Job — Tally how many lines of these entries hold the string "from". Return the number alone.

Stored data
++++++++

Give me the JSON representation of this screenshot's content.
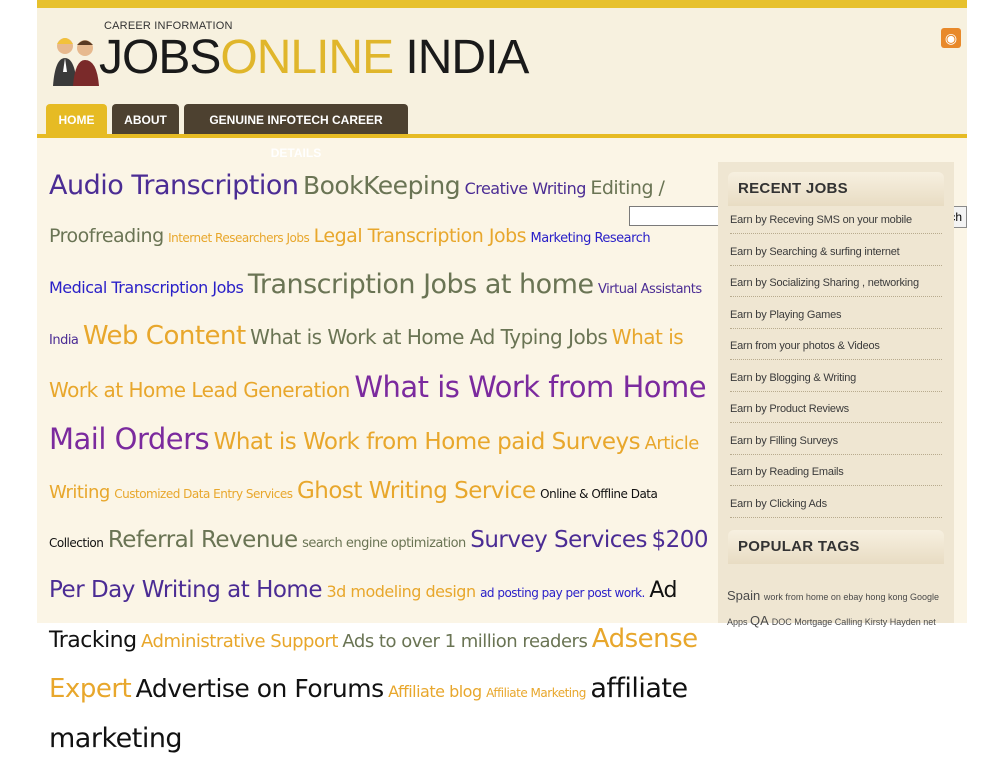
{
  "header": {
    "tagline": "CAREER INFORMATION",
    "logo_part1": "JOBS",
    "logo_part2": "ONLINE",
    "logo_part3": " INDIA"
  },
  "nav": {
    "tabs": [
      {
        "label": "HOME"
      },
      {
        "label": "ABOUT"
      },
      {
        "label": "GENUINE INFOTECH CAREER DETAILS"
      }
    ]
  },
  "search": {
    "value": "",
    "button_label": "Search"
  },
  "tag_cloud": [
    {
      "text": "Audio Transcription",
      "color": "#4b2c94"
    },
    {
      "text": "BookKeeping",
      "color": "#6a7454"
    },
    {
      "text": "Creative Writing",
      "color": "#4b2c94"
    },
    {
      "text": "Editing / Proofreading",
      "color": "#6a7454"
    },
    {
      "text": "Internet Researchers Jobs",
      "color": "#e8a72c"
    },
    {
      "text": "Legal Transcription Jobs",
      "color": "#e8a72c"
    },
    {
      "text": "Marketing Research",
      "color": "#2a20c8"
    },
    {
      "text": "Medical Transcription Jobs",
      "color": "#2a20c8"
    },
    {
      "text": "Transcription Jobs at home",
      "color": "#6a7454"
    },
    {
      "text": "Virtual Assistants India",
      "color": "#4b2c94"
    },
    {
      "text": "Web Content",
      "color": "#e8a72c"
    },
    {
      "text": "What is Work at Home Ad Typing Jobs",
      "color": "#6a7454"
    },
    {
      "text": "What is Work at Home Lead Generation",
      "color": "#e8a72c"
    },
    {
      "text": "What is Work from Home Mail Orders",
      "color": "#7b2a9e"
    },
    {
      "text": "What is Work from Home paid Surveys",
      "color": "#e8a72c"
    },
    {
      "text": "Article Writing",
      "color": "#e8a72c"
    },
    {
      "text": "Customized Data Entry Services",
      "color": "#e8a72c"
    },
    {
      "text": "Ghost Writing Service",
      "color": "#e8a72c"
    },
    {
      "text": "Online & Offline Data Collection",
      "color": "#111111"
    },
    {
      "text": "Referral Revenue",
      "color": "#6a7454"
    },
    {
      "text": "search engine optimization",
      "color": "#6a7454"
    },
    {
      "text": "Survey Services",
      "color": "#4b2c94"
    },
    {
      "text": "$200 Per Day Writing at Home",
      "color": "#4b2c94"
    },
    {
      "text": "3d modeling design",
      "color": "#e8a72c"
    },
    {
      "text": "ad posting pay per post work.",
      "color": "#2a20c8"
    },
    {
      "text": "Ad Tracking",
      "color": "#111111"
    },
    {
      "text": "Administrative Support",
      "color": "#e8a72c"
    },
    {
      "text": "Ads to over 1 million readers",
      "color": "#6a7454"
    },
    {
      "text": "Adsense Expert",
      "color": "#e8a72c"
    },
    {
      "text": "Advertise on Forums",
      "color": "#111111"
    },
    {
      "text": "Affiliate blog",
      "color": "#e8a72c"
    },
    {
      "text": "Affiliate Marketing",
      "color": "#e8a72c"
    },
    {
      "text": "affiliate marketing",
      "color": "#111111"
    }
  ],
  "sidebar": {
    "recent_title": "RECENT JOBS",
    "recent_items": [
      "Earn by Receving SMS on your mobile",
      "Earn by Searching & surfing internet",
      "Earn by Socializing Sharing , networking",
      "Earn by Playing Games",
      "Earn from your photos & Videos",
      "Earn by Blogging & Writing",
      "Earn by Product Reviews",
      "Earn by Filling Surveys",
      "Earn by Reading Emails",
      "Earn by Clicking Ads"
    ],
    "popular_title": "POPULAR TAGS",
    "popular_tags": [
      "Spain",
      "work from home on ebay",
      "hong kong",
      "Google",
      "Apps",
      "QA",
      "DOC",
      "Mortgage",
      "Calling",
      "Kirsty",
      "Hayden",
      "net"
    ]
  },
  "icons": {
    "rss": "rss-icon",
    "logo": "people-logo-icon"
  },
  "colors": {
    "accent": "#e6bb24",
    "nav_dark": "#4d4130",
    "page_bg": "#fbf5e6",
    "sidebar_bg": "#efe6d2"
  }
}
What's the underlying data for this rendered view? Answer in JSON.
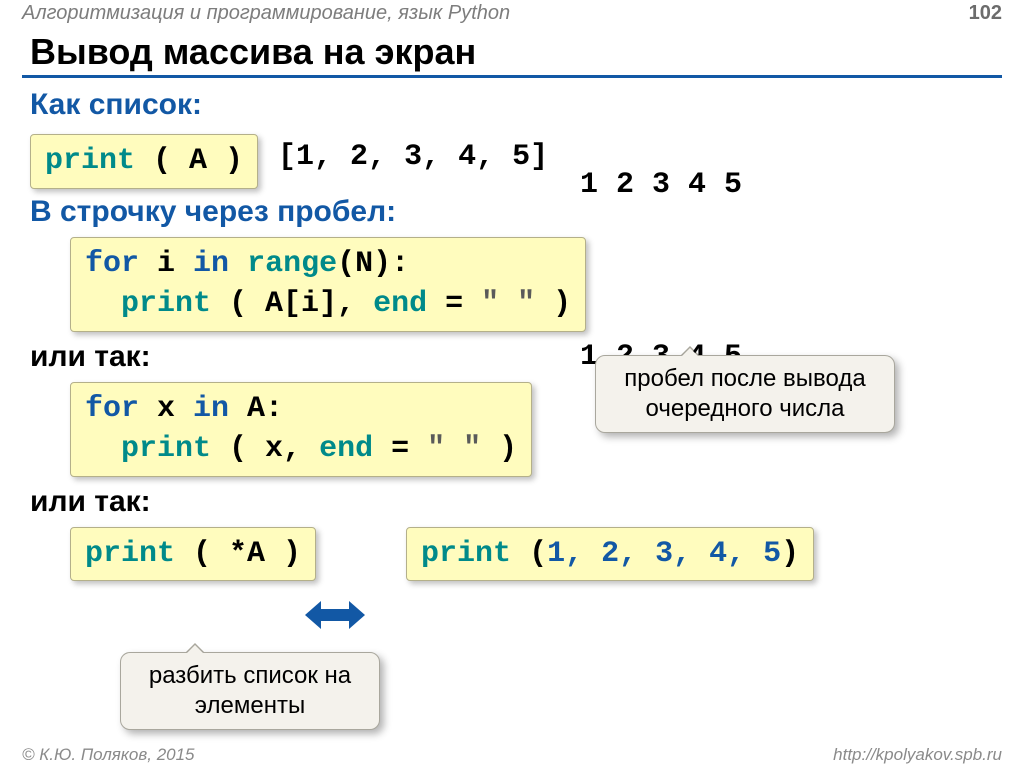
{
  "header": {
    "subject": "Алгоритмизация и программирование, язык Python",
    "page": "102"
  },
  "title": "Вывод массива на экран",
  "labels": {
    "as_list": "Как список:",
    "in_row": "В строчку через пробел:",
    "or1": "или так:",
    "or2": "или так:"
  },
  "code": {
    "c1_print": "print",
    "c1_rest": " ( A )",
    "c1_out": "[1, 2, 3, 4, 5]",
    "c2_l1_a": "for",
    "c2_l1_b": " i ",
    "c2_l1_c": "in",
    "c2_l1_d": " ",
    "c2_l1_e": "range",
    "c2_l1_f": "(N):",
    "c2_l2_a": "  ",
    "c2_l2_b": "print",
    "c2_l2_c": " ( A[i], ",
    "c2_l2_d": "end",
    "c2_l2_e": " = ",
    "c2_l2_f": "\" \"",
    "c2_l2_g": " )",
    "c3_l1_a": "for",
    "c3_l1_b": " x ",
    "c3_l1_c": "in",
    "c3_l1_d": " A:",
    "c3_l2_a": "  ",
    "c3_l2_b": "print",
    "c3_l2_c": " ( x, ",
    "c3_l2_d": "end",
    "c3_l2_e": " = ",
    "c3_l2_f": "\" \"",
    "c3_l2_g": " )",
    "c4_a": "print",
    "c4_b": " ( *A )",
    "c5_a": "print",
    "c5_b": " (",
    "c5_c": "1, 2, 3, 4, 5",
    "c5_d": ")"
  },
  "outputs": {
    "o1": "1 2 3 4 5",
    "o2": "1 2 3 4 5"
  },
  "callouts": {
    "c1": "пробел после вывода очередного числа",
    "c2": "разбить список на элементы"
  },
  "footer": {
    "left": "© К.Ю. Поляков, 2015",
    "right": "http://kpolyakov.spb.ru"
  }
}
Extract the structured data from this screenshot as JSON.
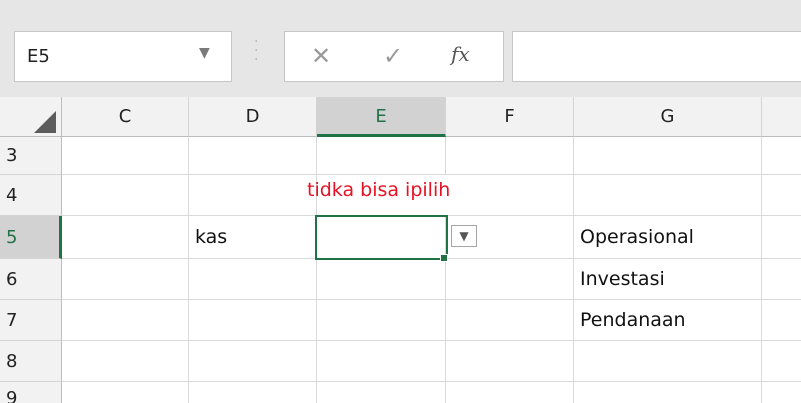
{
  "formula_bar": {
    "name_box": "E5",
    "name_box_dropdown_icon": "caret-down-icon",
    "cancel_icon": "close-icon",
    "enter_icon": "checkmark-icon",
    "fx_label": "fx",
    "formula_value": ""
  },
  "columns": [
    "C",
    "D",
    "E",
    "F",
    "G"
  ],
  "rows": [
    "3",
    "4",
    "5",
    "6",
    "7",
    "8",
    "9"
  ],
  "cells": {
    "D5": "kas",
    "G5": "Operasional",
    "G6": "Investasi",
    "G7": "Pendanaan"
  },
  "annotation": "tidka bisa ipilih",
  "colors": {
    "accent": "#217346",
    "annotation": "#e81123",
    "header_bg": "#f2f2f2",
    "selected_header_bg": "#d2d2d2"
  }
}
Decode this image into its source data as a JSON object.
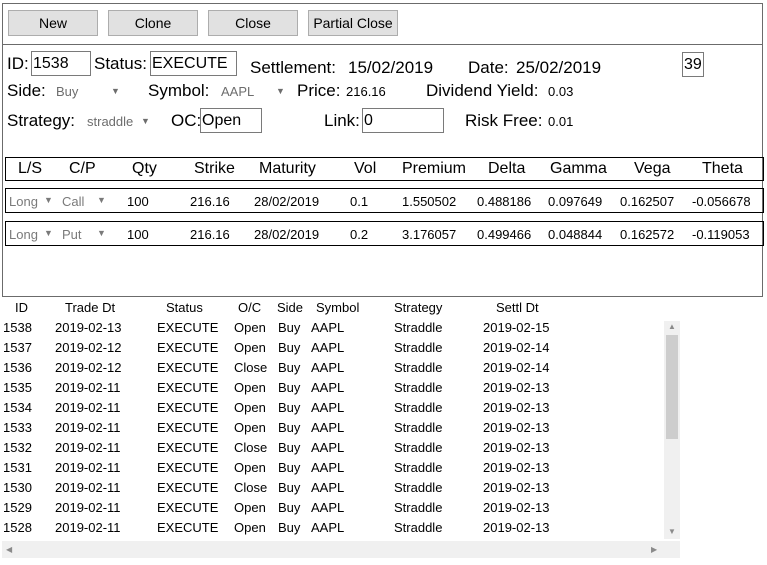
{
  "toolbar": {
    "new_label": "New",
    "clone_label": "Clone",
    "close_label": "Close",
    "partial_close_label": "Partial Close"
  },
  "form": {
    "id_label": "ID:",
    "id_value": "1538",
    "status_label": "Status:",
    "status_value": "EXECUTE",
    "settlement_label": "Settlement:",
    "settlement_value": "15/02/2019",
    "date_label": "Date:",
    "date_value": "25/02/2019",
    "days_value": "39",
    "side_label": "Side:",
    "side_value": "Buy",
    "symbol_label": "Symbol:",
    "symbol_value": "AAPL",
    "price_label": "Price:",
    "price_value": "216.16",
    "dividend_label": "Dividend Yield:",
    "dividend_value": "0.03",
    "strategy_label": "Strategy:",
    "strategy_value": "straddle",
    "oc_label": "OC:",
    "oc_value": "Open",
    "link_label": "Link:",
    "link_value": "0",
    "riskfree_label": "Risk Free:",
    "riskfree_value": "0.01"
  },
  "legs": {
    "columns": [
      "L/S",
      "C/P",
      "Qty",
      "Strike",
      "Maturity",
      "Vol",
      "Premium",
      "Delta",
      "Gamma",
      "Vega",
      "Theta"
    ],
    "rows": [
      {
        "ls": "Long",
        "cp": "Call",
        "qty": "100",
        "strike": "216.16",
        "maturity": "28/02/2019",
        "vol": "0.1",
        "premium": "1.550502",
        "delta": "0.488186",
        "gamma": "0.097649",
        "vega": "0.162507",
        "theta": "-0.056678"
      },
      {
        "ls": "Long",
        "cp": "Put",
        "qty": "100",
        "strike": "216.16",
        "maturity": "28/02/2019",
        "vol": "0.2",
        "premium": "3.176057",
        "delta": "0.499466",
        "gamma": "0.048844",
        "vega": "0.162572",
        "theta": "-0.119053"
      }
    ]
  },
  "trades": {
    "columns": [
      "ID",
      "Trade Dt",
      "Status",
      "O/C",
      "Side",
      "Symbol",
      "Strategy",
      "Settl Dt"
    ],
    "rows": [
      [
        "1538",
        "2019-02-13",
        "EXECUTE",
        "Open",
        "Buy",
        "AAPL",
        "Straddle",
        "2019-02-15"
      ],
      [
        "1537",
        "2019-02-12",
        "EXECUTE",
        "Open",
        "Buy",
        "AAPL",
        "Straddle",
        "2019-02-14"
      ],
      [
        "1536",
        "2019-02-12",
        "EXECUTE",
        "Close",
        "Buy",
        "AAPL",
        "Straddle",
        "2019-02-14"
      ],
      [
        "1535",
        "2019-02-11",
        "EXECUTE",
        "Open",
        "Buy",
        "AAPL",
        "Straddle",
        "2019-02-13"
      ],
      [
        "1534",
        "2019-02-11",
        "EXECUTE",
        "Open",
        "Buy",
        "AAPL",
        "Straddle",
        "2019-02-13"
      ],
      [
        "1533",
        "2019-02-11",
        "EXECUTE",
        "Open",
        "Buy",
        "AAPL",
        "Straddle",
        "2019-02-13"
      ],
      [
        "1532",
        "2019-02-11",
        "EXECUTE",
        "Close",
        "Buy",
        "AAPL",
        "Straddle",
        "2019-02-13"
      ],
      [
        "1531",
        "2019-02-11",
        "EXECUTE",
        "Open",
        "Buy",
        "AAPL",
        "Straddle",
        "2019-02-13"
      ],
      [
        "1530",
        "2019-02-11",
        "EXECUTE",
        "Close",
        "Buy",
        "AAPL",
        "Straddle",
        "2019-02-13"
      ],
      [
        "1529",
        "2019-02-11",
        "EXECUTE",
        "Open",
        "Buy",
        "AAPL",
        "Straddle",
        "2019-02-13"
      ],
      [
        "1528",
        "2019-02-11",
        "EXECUTE",
        "Open",
        "Buy",
        "AAPL",
        "Straddle",
        "2019-02-13"
      ]
    ]
  }
}
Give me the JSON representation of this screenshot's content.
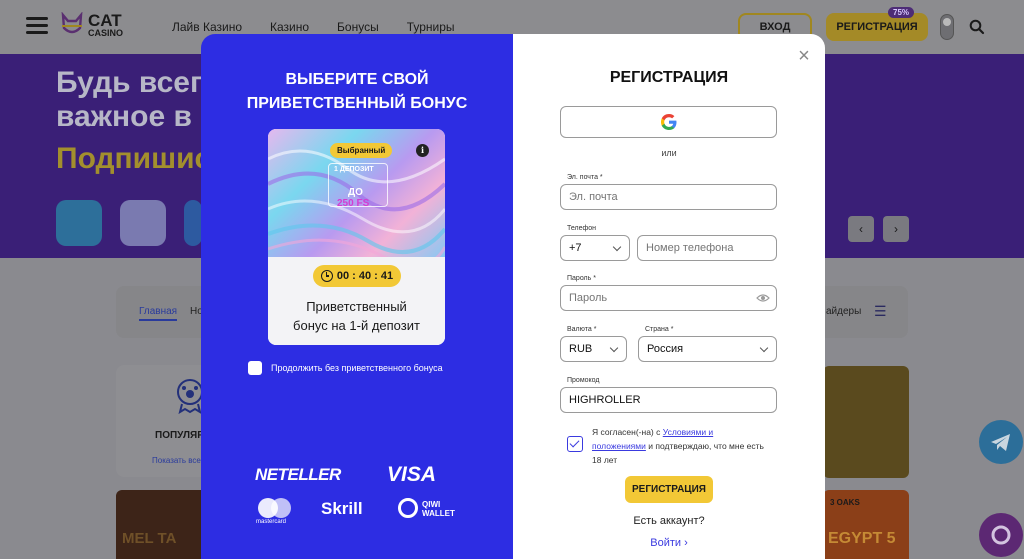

++++++++

Correct answer — 5